→ **WRITTEN TASK**: Using the material below, copy every line where "delegate" appears.

▼

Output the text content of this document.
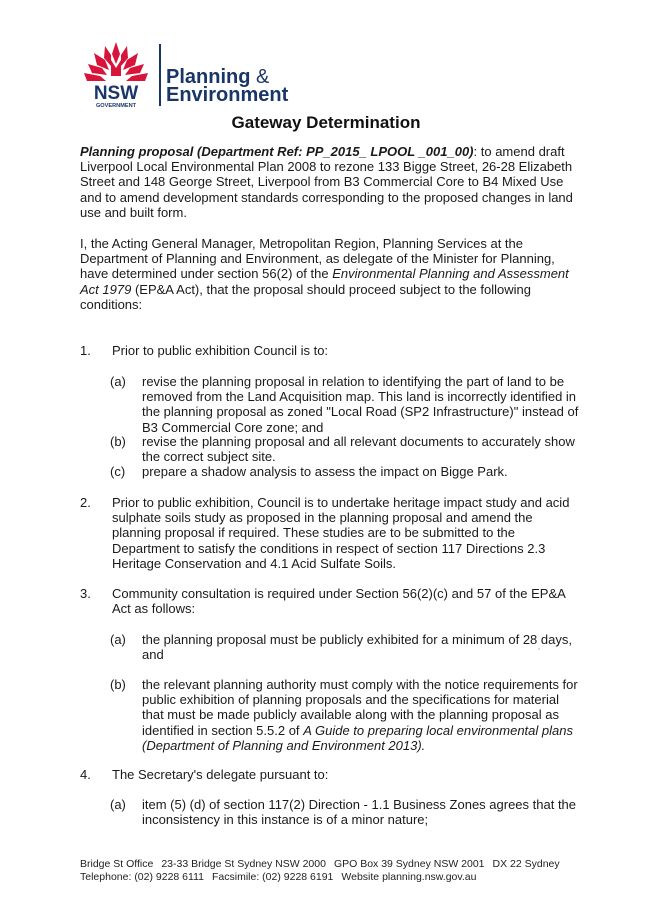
NSW
GOVERNMENT
Planning &
Environment
Gateway Determination
Planning proposal (Department Ref: PP_2015_ LPOOL _001_00): to amend draft Liverpool Local Environmental Plan 2008 to rezone 133 Bigge Street, 26-28 Elizabeth Street and 148 George Street, Liverpool from B3 Commercial Core to B4 Mixed Use and to amend development standards corresponding to the proposed changes in land use and built form.
I, the Acting General Manager, Metropolitan Region, Planning Services at the Department of Planning and Environment, as delegate of the Minister for Planning, have determined under section 56(2) of the Environmental Planning and Assessment Act 1979 (EP&A Act), that the proposal should proceed subject to the following conditions:
1. Prior to public exhibition Council is to:
(a) revise the planning proposal in relation to identifying the part of land to be removed from the Land Acquisition map. This land is incorrectly identified in the planning proposal as zoned "Local Road (SP2 Infrastructure)" instead of B3 Commercial Core zone; and
(b) revise the planning proposal and all relevant documents to accurately show the correct subject site.
(c) prepare a shadow analysis to assess the impact on Bigge Park.
2. Prior to public exhibition, Council is to undertake heritage impact study and acid sulphate soils study as proposed in the planning proposal and amend the planning proposal if required. These studies are to be submitted to the Department to satisfy the conditions in respect of section 117 Directions 2.3 Heritage Conservation and 4.1 Acid Sulfate Soils.
3. Community consultation is required under Section 56(2)(c) and 57 of the EP&A Act as follows:
(a) the planning proposal must be publicly exhibited for a minimum of 28 days, and
(b) the relevant planning authority must comply with the notice requirements for public exhibition of planning proposals and the specifications for material that must be made publicly available along with the planning proposal as identified in section 5.5.2 of A Guide to preparing local environmental plans (Department of Planning and Environment 2013).
4. The Secretary's delegate pursuant to:
(a) item (5) (d) of section 117(2) Direction - 1.1 Business Zones agrees that the inconsistency in this instance is of a minor nature;
Bridge St Office 23-33 Bridge St Sydney NSW 2000 GPO Box 39 Sydney NSW 2001 DX 22 Sydney
Telephone: (02) 9228 6111 Facsimile: (02) 9228 6191 Website planning.nsw.gov.au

▲

→ **THE SOLUTION**:
I, the Acting General Manager, Metropolitan Region, Planning Services at the Department of Planning and Environment, as delegate of the Minister for Planning, have determined under section 56(2) of the Environmental Planning and Assessment Act 1979 (EP&A Act), that the proposal should proceed subject to the following conditions:
4. The Secretary's delegate pursuant to:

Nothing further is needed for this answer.